TASK DIRECTIONS:
Restate all of the data exactly.

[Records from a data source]
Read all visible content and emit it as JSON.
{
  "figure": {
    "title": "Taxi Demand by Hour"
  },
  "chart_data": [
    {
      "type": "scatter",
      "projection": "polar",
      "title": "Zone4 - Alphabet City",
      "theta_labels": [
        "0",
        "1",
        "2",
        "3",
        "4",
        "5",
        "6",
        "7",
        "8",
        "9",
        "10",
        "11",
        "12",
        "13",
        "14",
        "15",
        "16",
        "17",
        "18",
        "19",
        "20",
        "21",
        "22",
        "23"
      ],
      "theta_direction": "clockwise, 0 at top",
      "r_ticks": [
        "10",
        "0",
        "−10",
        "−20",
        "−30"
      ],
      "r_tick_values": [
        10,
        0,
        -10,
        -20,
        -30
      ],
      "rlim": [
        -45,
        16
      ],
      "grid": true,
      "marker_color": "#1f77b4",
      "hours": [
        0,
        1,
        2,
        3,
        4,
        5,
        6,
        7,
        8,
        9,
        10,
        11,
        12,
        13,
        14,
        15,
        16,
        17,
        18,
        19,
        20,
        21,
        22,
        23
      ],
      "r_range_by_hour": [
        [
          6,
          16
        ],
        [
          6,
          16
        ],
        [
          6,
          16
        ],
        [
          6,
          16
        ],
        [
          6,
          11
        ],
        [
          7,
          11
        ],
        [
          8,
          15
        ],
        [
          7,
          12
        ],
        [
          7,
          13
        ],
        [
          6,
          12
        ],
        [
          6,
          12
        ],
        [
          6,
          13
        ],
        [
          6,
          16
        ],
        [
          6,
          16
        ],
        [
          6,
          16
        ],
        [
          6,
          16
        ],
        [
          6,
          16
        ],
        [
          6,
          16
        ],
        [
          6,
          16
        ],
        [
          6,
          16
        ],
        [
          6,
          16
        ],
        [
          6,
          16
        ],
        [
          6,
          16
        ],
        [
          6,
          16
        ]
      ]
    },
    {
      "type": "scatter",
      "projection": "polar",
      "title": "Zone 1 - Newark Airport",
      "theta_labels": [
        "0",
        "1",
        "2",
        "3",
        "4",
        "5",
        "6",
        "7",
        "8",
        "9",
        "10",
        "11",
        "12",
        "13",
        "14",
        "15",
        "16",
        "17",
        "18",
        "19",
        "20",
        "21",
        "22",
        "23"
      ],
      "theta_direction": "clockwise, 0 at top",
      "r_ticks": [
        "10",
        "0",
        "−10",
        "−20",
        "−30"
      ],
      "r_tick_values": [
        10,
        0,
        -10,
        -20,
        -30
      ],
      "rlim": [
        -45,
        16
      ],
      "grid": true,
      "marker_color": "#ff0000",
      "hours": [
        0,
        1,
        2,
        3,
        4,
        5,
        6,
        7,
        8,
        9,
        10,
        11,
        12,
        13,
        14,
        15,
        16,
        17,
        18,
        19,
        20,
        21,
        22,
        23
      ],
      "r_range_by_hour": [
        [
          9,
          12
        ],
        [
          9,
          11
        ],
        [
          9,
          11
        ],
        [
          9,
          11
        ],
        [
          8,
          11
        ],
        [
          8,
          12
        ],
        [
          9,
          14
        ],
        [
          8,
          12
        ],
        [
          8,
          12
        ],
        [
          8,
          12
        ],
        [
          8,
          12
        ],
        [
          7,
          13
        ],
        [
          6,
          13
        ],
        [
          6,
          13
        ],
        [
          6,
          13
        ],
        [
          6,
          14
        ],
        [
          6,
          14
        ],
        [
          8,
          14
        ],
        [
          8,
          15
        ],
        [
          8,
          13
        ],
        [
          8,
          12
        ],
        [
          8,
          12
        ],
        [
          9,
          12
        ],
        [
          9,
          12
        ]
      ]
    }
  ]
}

RESULT FOR THIS EXERCISE:
Read all visible content and emit it as JSON.
{
  "figure": {
    "title": "Taxi Demand by Hour"
  },
  "chart_data": [
    {
      "type": "scatter",
      "projection": "polar",
      "title": "Zone4 - Alphabet City",
      "theta_labels": [
        "0",
        "1",
        "2",
        "3",
        "4",
        "5",
        "6",
        "7",
        "8",
        "9",
        "10",
        "11",
        "12",
        "13",
        "14",
        "15",
        "16",
        "17",
        "18",
        "19",
        "20",
        "21",
        "22",
        "23"
      ],
      "theta_direction": "clockwise, 0 at top",
      "r_ticks": [
        "10",
        "0",
        "−10",
        "−20",
        "−30"
      ],
      "r_tick_values": [
        10,
        0,
        -10,
        -20,
        -30
      ],
      "rlim": [
        -45,
        16
      ],
      "grid": true,
      "marker_color": "#1f77b4",
      "hours": [
        0,
        1,
        2,
        3,
        4,
        5,
        6,
        7,
        8,
        9,
        10,
        11,
        12,
        13,
        14,
        15,
        16,
        17,
        18,
        19,
        20,
        21,
        22,
        23
      ],
      "r_range_by_hour": [
        [
          6,
          16
        ],
        [
          6,
          16
        ],
        [
          6,
          16
        ],
        [
          6,
          16
        ],
        [
          6,
          11
        ],
        [
          7,
          11
        ],
        [
          8,
          15
        ],
        [
          7,
          12
        ],
        [
          7,
          13
        ],
        [
          6,
          12
        ],
        [
          6,
          12
        ],
        [
          6,
          13
        ],
        [
          6,
          16
        ],
        [
          6,
          16
        ],
        [
          6,
          16
        ],
        [
          6,
          16
        ],
        [
          6,
          16
        ],
        [
          6,
          16
        ],
        [
          6,
          16
        ],
        [
          6,
          16
        ],
        [
          6,
          16
        ],
        [
          6,
          16
        ],
        [
          6,
          16
        ],
        [
          6,
          16
        ]
      ]
    },
    {
      "type": "scatter",
      "projection": "polar",
      "title": "Zone 1 - Newark Airport",
      "theta_labels": [
        "0",
        "1",
        "2",
        "3",
        "4",
        "5",
        "6",
        "7",
        "8",
        "9",
        "10",
        "11",
        "12",
        "13",
        "14",
        "15",
        "16",
        "17",
        "18",
        "19",
        "20",
        "21",
        "22",
        "23"
      ],
      "theta_direction": "clockwise, 0 at top",
      "r_ticks": [
        "10",
        "0",
        "−10",
        "−20",
        "−30"
      ],
      "r_tick_values": [
        10,
        0,
        -10,
        -20,
        -30
      ],
      "rlim": [
        -45,
        16
      ],
      "grid": true,
      "marker_color": "#ff0000",
      "hours": [
        0,
        1,
        2,
        3,
        4,
        5,
        6,
        7,
        8,
        9,
        10,
        11,
        12,
        13,
        14,
        15,
        16,
        17,
        18,
        19,
        20,
        21,
        22,
        23
      ],
      "r_range_by_hour": [
        [
          9,
          12
        ],
        [
          9,
          11
        ],
        [
          9,
          11
        ],
        [
          9,
          11
        ],
        [
          8,
          11
        ],
        [
          8,
          12
        ],
        [
          9,
          14
        ],
        [
          8,
          12
        ],
        [
          8,
          12
        ],
        [
          8,
          12
        ],
        [
          8,
          12
        ],
        [
          7,
          13
        ],
        [
          6,
          13
        ],
        [
          6,
          13
        ],
        [
          6,
          13
        ],
        [
          6,
          14
        ],
        [
          6,
          14
        ],
        [
          8,
          14
        ],
        [
          8,
          15
        ],
        [
          8,
          13
        ],
        [
          8,
          12
        ],
        [
          8,
          12
        ],
        [
          9,
          12
        ],
        [
          9,
          12
        ]
      ]
    }
  ]
}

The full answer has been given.